===== Raw data =====
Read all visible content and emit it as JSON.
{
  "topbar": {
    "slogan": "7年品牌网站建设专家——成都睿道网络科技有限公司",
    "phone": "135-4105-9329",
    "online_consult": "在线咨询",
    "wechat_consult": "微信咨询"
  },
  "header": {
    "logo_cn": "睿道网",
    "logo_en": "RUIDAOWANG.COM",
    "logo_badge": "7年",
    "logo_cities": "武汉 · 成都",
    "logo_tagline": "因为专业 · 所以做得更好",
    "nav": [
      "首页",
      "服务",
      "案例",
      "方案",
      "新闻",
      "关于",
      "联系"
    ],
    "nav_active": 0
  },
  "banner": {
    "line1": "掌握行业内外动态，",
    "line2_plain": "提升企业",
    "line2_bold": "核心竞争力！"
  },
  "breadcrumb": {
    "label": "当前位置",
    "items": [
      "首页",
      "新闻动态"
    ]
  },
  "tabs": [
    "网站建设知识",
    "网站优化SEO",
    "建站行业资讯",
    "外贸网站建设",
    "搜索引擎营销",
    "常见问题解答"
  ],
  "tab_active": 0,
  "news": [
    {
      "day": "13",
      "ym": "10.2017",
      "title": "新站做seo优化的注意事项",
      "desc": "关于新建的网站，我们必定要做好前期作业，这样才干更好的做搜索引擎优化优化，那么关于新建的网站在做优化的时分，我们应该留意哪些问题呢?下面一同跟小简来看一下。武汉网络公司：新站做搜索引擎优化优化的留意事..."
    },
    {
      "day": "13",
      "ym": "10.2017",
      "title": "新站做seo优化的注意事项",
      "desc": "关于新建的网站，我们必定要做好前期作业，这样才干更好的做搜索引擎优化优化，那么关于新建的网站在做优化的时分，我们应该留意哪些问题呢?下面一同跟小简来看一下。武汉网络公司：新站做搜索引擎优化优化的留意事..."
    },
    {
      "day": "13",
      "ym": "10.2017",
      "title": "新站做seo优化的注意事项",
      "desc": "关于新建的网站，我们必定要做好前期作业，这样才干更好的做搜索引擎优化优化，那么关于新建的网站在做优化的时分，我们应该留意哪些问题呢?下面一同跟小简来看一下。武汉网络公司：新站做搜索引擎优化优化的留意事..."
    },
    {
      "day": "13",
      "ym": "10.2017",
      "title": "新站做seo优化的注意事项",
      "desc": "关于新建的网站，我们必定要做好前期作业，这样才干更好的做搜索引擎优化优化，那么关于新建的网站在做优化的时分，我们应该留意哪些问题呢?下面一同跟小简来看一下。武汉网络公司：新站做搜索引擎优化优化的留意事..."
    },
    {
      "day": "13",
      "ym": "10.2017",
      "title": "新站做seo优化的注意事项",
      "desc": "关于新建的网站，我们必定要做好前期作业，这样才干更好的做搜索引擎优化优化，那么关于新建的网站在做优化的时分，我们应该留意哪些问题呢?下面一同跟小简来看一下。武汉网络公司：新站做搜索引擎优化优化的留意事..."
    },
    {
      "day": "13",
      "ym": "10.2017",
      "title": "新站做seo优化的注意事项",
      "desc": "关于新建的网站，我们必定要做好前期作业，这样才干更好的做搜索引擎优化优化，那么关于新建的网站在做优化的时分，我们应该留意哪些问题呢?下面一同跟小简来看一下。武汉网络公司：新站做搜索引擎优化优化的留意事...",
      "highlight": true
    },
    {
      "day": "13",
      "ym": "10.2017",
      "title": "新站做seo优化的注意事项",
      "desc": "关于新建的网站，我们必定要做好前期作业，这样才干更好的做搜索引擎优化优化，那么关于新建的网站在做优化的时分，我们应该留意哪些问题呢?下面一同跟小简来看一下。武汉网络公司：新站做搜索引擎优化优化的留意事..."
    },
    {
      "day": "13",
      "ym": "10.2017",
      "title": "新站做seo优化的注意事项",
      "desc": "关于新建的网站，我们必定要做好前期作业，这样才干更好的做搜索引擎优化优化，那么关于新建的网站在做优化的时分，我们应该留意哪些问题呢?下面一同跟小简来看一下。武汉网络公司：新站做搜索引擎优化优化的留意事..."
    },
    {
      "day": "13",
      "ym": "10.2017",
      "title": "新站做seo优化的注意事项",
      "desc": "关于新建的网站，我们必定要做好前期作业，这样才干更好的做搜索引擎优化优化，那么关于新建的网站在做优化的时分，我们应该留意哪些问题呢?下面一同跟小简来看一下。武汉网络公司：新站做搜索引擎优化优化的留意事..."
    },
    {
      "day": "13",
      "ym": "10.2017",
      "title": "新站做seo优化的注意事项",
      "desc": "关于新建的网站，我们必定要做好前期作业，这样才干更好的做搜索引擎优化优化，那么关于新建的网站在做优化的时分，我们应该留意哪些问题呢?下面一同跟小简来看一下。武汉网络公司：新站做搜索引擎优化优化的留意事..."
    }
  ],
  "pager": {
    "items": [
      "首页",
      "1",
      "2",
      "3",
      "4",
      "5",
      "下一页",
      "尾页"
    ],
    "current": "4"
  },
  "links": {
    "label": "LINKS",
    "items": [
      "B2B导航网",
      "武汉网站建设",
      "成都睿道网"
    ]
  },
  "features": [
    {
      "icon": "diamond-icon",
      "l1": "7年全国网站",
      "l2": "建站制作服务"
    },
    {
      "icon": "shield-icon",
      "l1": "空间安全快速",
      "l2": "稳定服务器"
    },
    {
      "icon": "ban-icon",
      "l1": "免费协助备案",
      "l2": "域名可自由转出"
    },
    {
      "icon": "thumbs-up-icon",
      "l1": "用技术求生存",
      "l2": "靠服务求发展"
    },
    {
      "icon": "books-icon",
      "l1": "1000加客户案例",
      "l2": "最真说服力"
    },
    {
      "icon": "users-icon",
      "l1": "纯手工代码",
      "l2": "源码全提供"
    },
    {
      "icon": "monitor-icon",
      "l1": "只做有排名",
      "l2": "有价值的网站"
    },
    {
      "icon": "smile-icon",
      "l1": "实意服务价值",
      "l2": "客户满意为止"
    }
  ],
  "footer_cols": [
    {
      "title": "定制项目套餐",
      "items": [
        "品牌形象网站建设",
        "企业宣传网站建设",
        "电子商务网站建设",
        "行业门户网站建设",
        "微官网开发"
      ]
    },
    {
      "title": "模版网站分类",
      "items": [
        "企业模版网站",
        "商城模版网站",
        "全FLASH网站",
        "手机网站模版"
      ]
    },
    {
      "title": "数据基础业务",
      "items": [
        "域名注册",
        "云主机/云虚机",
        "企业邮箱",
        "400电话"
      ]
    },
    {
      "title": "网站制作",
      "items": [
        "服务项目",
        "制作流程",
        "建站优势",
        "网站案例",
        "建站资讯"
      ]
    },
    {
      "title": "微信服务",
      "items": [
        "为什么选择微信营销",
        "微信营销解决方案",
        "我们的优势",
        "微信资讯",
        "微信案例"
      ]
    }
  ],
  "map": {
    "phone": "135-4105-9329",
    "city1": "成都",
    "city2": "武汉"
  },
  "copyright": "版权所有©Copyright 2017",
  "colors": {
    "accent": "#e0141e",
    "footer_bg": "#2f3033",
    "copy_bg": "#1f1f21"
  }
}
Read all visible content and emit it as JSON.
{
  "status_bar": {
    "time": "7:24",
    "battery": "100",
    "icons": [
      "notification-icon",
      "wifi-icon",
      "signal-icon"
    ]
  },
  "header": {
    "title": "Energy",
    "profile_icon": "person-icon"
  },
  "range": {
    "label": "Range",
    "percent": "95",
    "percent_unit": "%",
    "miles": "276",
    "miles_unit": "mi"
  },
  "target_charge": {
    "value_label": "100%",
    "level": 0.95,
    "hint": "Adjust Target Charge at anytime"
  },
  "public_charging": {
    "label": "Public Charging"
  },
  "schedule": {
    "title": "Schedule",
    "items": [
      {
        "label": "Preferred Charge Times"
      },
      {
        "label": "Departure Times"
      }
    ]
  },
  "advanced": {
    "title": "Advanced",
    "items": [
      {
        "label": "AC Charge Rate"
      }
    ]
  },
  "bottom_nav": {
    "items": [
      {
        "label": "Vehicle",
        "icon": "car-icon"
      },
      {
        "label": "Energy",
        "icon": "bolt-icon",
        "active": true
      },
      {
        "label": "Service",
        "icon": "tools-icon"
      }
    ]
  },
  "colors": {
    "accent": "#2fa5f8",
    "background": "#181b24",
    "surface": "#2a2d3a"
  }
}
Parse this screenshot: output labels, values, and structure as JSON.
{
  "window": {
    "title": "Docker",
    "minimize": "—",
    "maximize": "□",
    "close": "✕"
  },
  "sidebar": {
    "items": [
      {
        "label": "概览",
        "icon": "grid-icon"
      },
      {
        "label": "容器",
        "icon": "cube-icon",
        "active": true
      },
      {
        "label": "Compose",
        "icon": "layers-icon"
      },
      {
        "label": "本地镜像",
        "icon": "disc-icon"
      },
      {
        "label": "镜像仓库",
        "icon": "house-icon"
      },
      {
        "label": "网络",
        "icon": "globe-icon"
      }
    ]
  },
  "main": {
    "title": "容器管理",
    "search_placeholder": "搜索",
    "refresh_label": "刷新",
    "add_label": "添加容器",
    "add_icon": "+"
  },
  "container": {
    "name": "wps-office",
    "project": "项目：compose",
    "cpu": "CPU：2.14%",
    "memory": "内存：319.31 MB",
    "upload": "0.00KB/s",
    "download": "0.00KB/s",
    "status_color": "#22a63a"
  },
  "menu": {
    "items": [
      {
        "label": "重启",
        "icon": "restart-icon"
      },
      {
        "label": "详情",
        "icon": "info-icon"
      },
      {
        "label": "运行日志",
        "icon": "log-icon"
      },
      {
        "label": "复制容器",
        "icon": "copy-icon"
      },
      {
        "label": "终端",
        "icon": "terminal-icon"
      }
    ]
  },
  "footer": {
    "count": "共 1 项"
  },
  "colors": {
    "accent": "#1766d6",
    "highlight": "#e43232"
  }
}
=====
- **Task statement**
Copy out every line in the listing where the word "Times" appears.

- **Output of the exercise**
        "label": "Preferred Charge Times"
        "label": "Departure Times"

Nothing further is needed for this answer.